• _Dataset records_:
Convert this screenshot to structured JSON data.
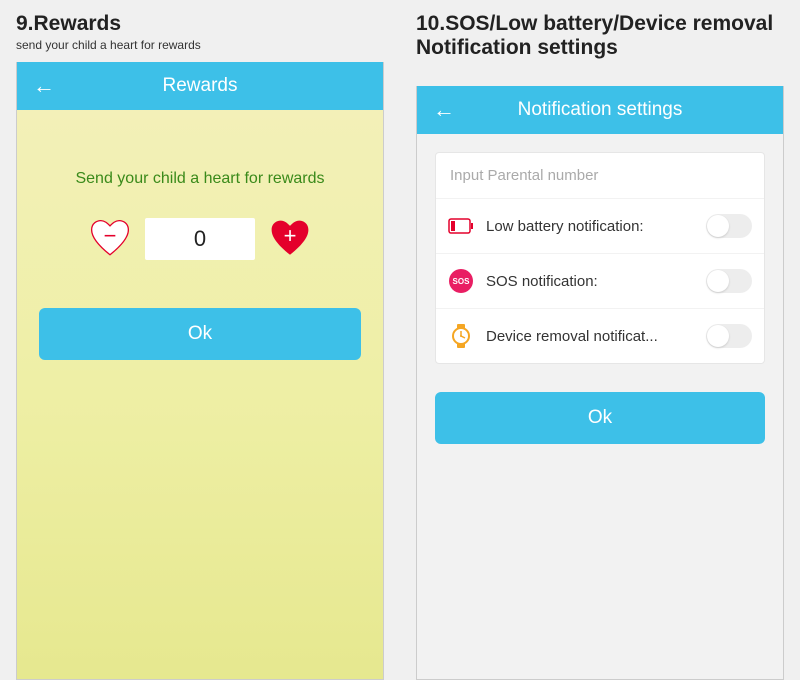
{
  "left": {
    "heading": "9.Rewards",
    "subheading": "send your child a heart for rewards",
    "appbar_title": "Rewards",
    "prompt": "Send your child a heart for rewards",
    "count": "0",
    "ok_label": "Ok"
  },
  "right": {
    "heading": "10.SOS/Low battery/Device removal Notification settings",
    "subheading": "",
    "appbar_title": "Notification settings",
    "input_placeholder": "Input Parental number",
    "rows": [
      {
        "label": "Low battery notification:"
      },
      {
        "label": "SOS notification:"
      },
      {
        "label": "Device removal notificat..."
      }
    ],
    "ok_label": "Ok"
  }
}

• _What is needed_: Nothing in the entries should change as you copy them, except that the pictures are left out.

• _Problem solution_:
Convert this screenshot to structured JSON data.
{
  "left": {
    "heading": "9.Rewards",
    "subheading": "send your child a heart for rewards",
    "appbar_title": "Rewards",
    "prompt": "Send your child a heart for rewards",
    "count": "0",
    "ok_label": "Ok"
  },
  "right": {
    "heading": "10.SOS/Low battery/Device removal Notification settings",
    "subheading": "",
    "appbar_title": "Notification settings",
    "input_placeholder": "Input Parental number",
    "rows": [
      {
        "label": "Low battery notification:"
      },
      {
        "label": "SOS notification:"
      },
      {
        "label": "Device removal notificat..."
      }
    ],
    "ok_label": "Ok"
  }
}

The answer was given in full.